### Stated task
Images do not belong in the copy. Retype all the entries below exactly.

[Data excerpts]
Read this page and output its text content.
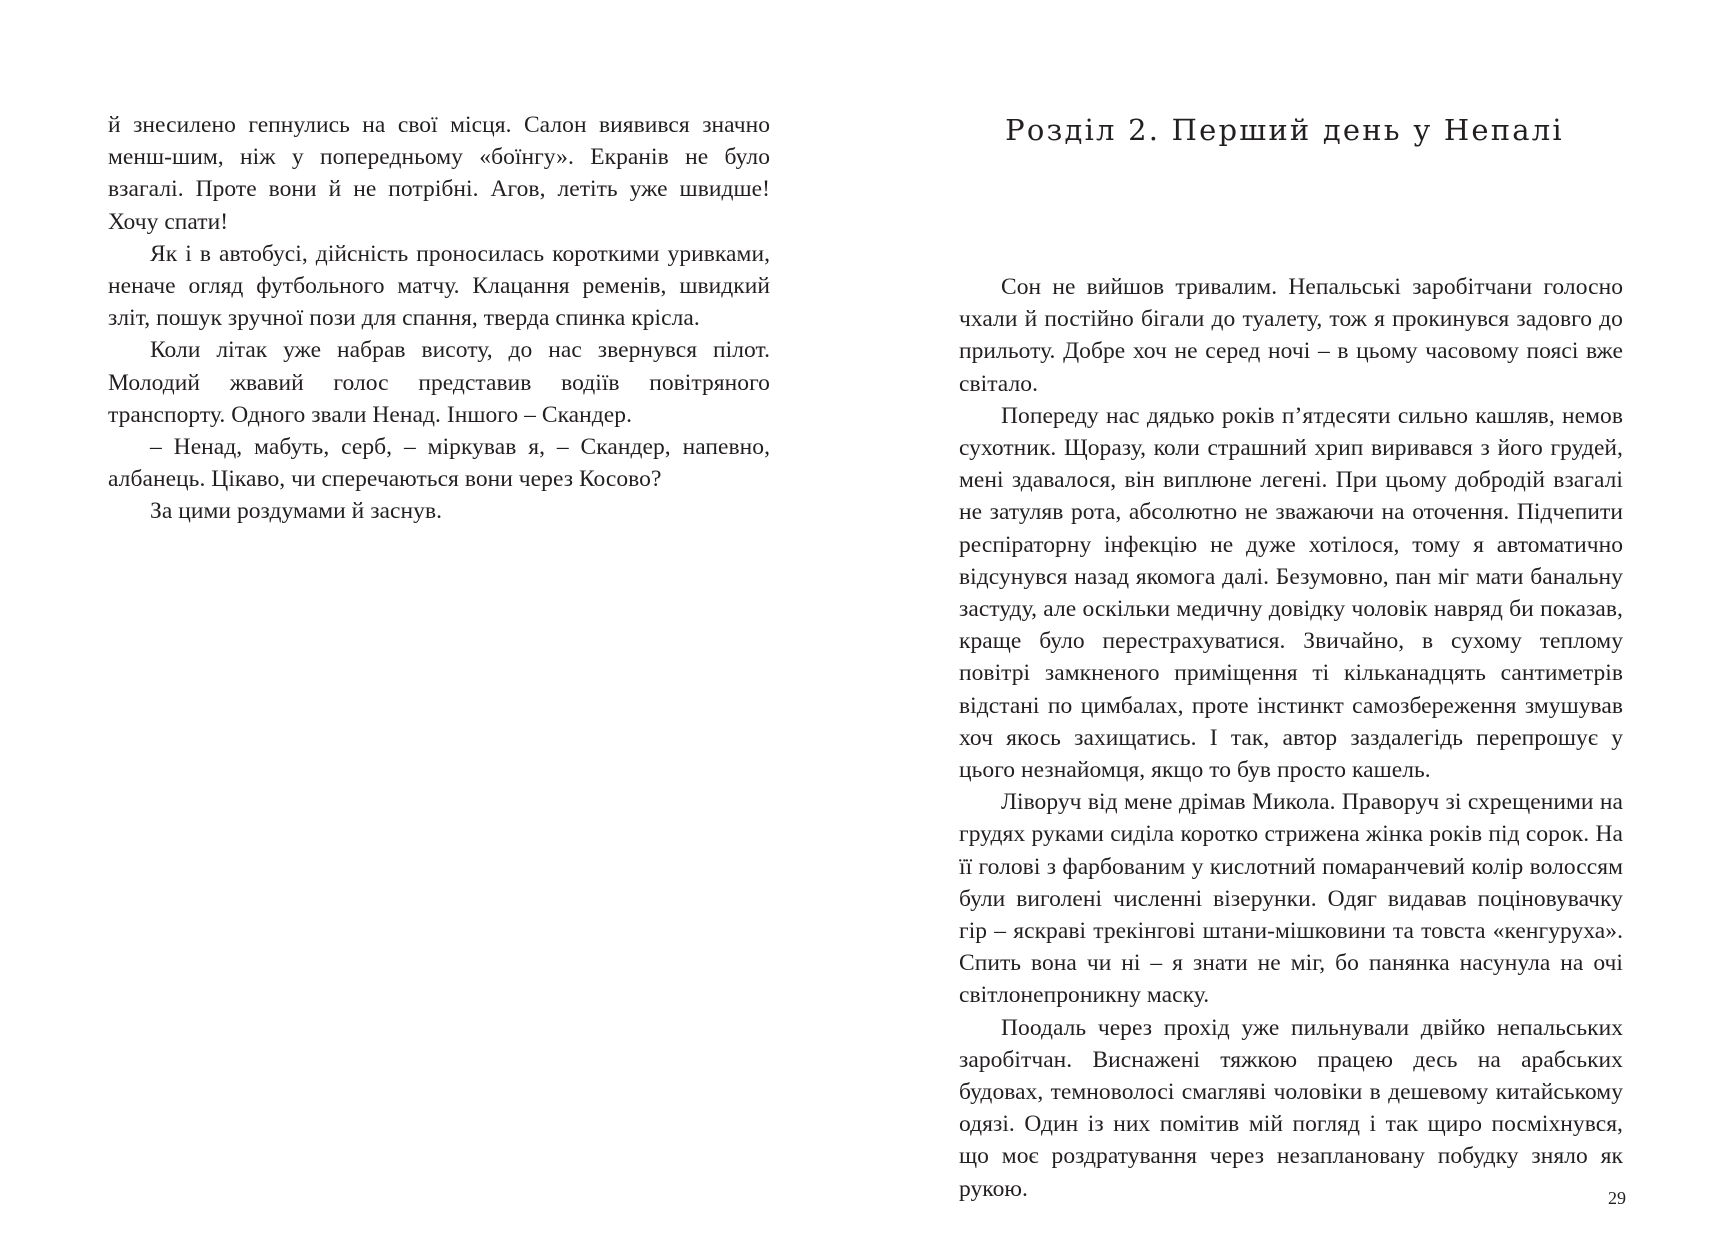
й знесилено гепнулись на свої місця. Салон виявився значно менш-шим, ніж у попередньому «боїнгу». Екранів не було взагалі. Проте вони й не потрібні. Агов, летіть уже швидше! Хочу спати!

Як і в автобусі, дійсність проносилась короткими уривками, неначе огляд футбольного матчу. Клацання ременів, швидкий зліт, пошук зручної пози для спання, тверда спинка крісла.

Коли літак уже набрав висоту, до нас звернувся пілот. Молодий жвавий голос представив водіїв повітряного транспорту. Одного звали Ненад. Іншого – Скандер.

– Ненад, мабуть, серб, – міркував я, – Скандер, напевно, албанець. Цікаво, чи сперечаються вони через Косово?

За цими роздумами й заснув.

Розділ 2. Перший день у Непалі

Сон не вийшов тривалим. Непальські заробітчани голосно чхали й постійно бігали до туалету, тож я прокинувся задовго до прильоту. Добре хоч не серед ночі – в цьому часовому поясі вже світало.

Попереду нас дядько років п’ятдесяти сильно кашляв, немов сухотник. Щоразу, коли страшний хрип виривався з його грудей, мені здавалося, він виплюне легені. При цьому добродій взагалі не затуляв рота, абсолютно не зважаючи на оточення. Підчепити респіраторну інфекцію не дуже хотілося, тому я автоматично відсунувся назад якомога далі. Безумовно, пан міг мати банальну застуду, але оскільки медичну довідку чоловік навряд би показав, краще було перестрахуватися. Звичайно, в сухому теплому повітрі замкненого приміщення ті кільканадцять сантиметрів відстані по цимбалах, проте інстинкт самозбереження змушував хоч якось захищатись. І так, автор заздалегідь перепрошує у цього незнайомця, якщо то був просто кашель.

Ліворуч від мене дрімав Микола. Праворуч зі схрещеними на грудях руками сиділа коротко стрижена жінка років під сорок. На її голові з фарбованим у кислотний помаранчевий колір волоссям були виголені численні візерунки. Одяг видавав поціновувачку гір – яскраві трекінгові штани-мішковини та товста «кенгуруха». Спить вона чи ні – я знати не міг, бо панянка насунула на очі світлонепроникну маску.

Поодаль через прохід уже пильнували двійко непальських заробітчан. Виснажені тяжкою працею десь на арабських будовах, темноволосі смагляві чоловіки в дешевому китайському одязі. Один із них помітив мій погляд і так щиро посміхнувся, що моє роздратування через незаплановану побудку зняло як рукою.	29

### The reply
Read this page and output its text content.
й знесилено гепнулись на свої місця. Салон виявився значно менш-шим, ніж у попередньому «боїнгу». Екранів не було взагалі. Проте вони й не потрібні. Агов, летіть уже швидше! Хочу спати!

Як і в автобусі, дійсність проносилась короткими уривками, неначе огляд футбольного матчу. Клацання ременів, швидкий зліт, пошук зручної пози для спання, тверда спинка крісла.

Коли літак уже набрав висоту, до нас звернувся пілот. Молодий жвавий голос представив водіїв повітряного транспорту. Одного звали Ненад. Іншого – Скандер.

– Ненад, мабуть, серб, – міркував я, – Скандер, напевно, албанець. Цікаво, чи сперечаються вони через Косово?

За цими роздумами й заснув.

Розділ 2. Перший день у Непалі

Сон не вийшов тривалим. Непальські заробітчани голосно чхали й постійно бігали до туалету, тож я прокинувся задовго до прильоту. Добре хоч не серед ночі – в цьому часовому поясі вже світало.

Попереду нас дядько років п’ятдесяти сильно кашляв, немов сухотник. Щоразу, коли страшний хрип виривався з його грудей, мені здавалося, він виплюне легені. При цьому добродій взагалі не затуляв рота, абсолютно не зважаючи на оточення. Підчепити респіраторну інфекцію не дуже хотілося, тому я автоматично відсунувся назад якомога далі. Безумовно, пан міг мати банальну застуду, але оскільки медичну довідку чоловік навряд би показав, краще було перестрахуватися. Звичайно, в сухому теплому повітрі замкненого приміщення ті кільканадцять сантиметрів відстані по цимбалах, проте інстинкт самозбереження змушував хоч якось захищатись. І так, автор заздалегідь перепрошує у цього незнайомця, якщо то був просто кашель.

Ліворуч від мене дрімав Микола. Праворуч зі схрещеними на грудях руками сиділа коротко стрижена жінка років під сорок. На її голові з фарбованим у кислотний помаранчевий колір волоссям були виголені численні візерунки. Одяг видавав поціновувачку гір – яскраві трекінгові штани-мішковини та товста «кенгуруха». Спить вона чи ні – я знати не міг, бо панянка насунула на очі світлонепроникну маску.

Поодаль через прохід уже пильнували двійко непальських заробітчан. Виснажені тяжкою працею десь на арабських будовах, темноволосі смагляві чоловіки в дешевому китайському одязі. Один із них помітив мій погляд і так щиро посміхнувся, що моє роздратування через незаплановану побудку зняло як рукою.	29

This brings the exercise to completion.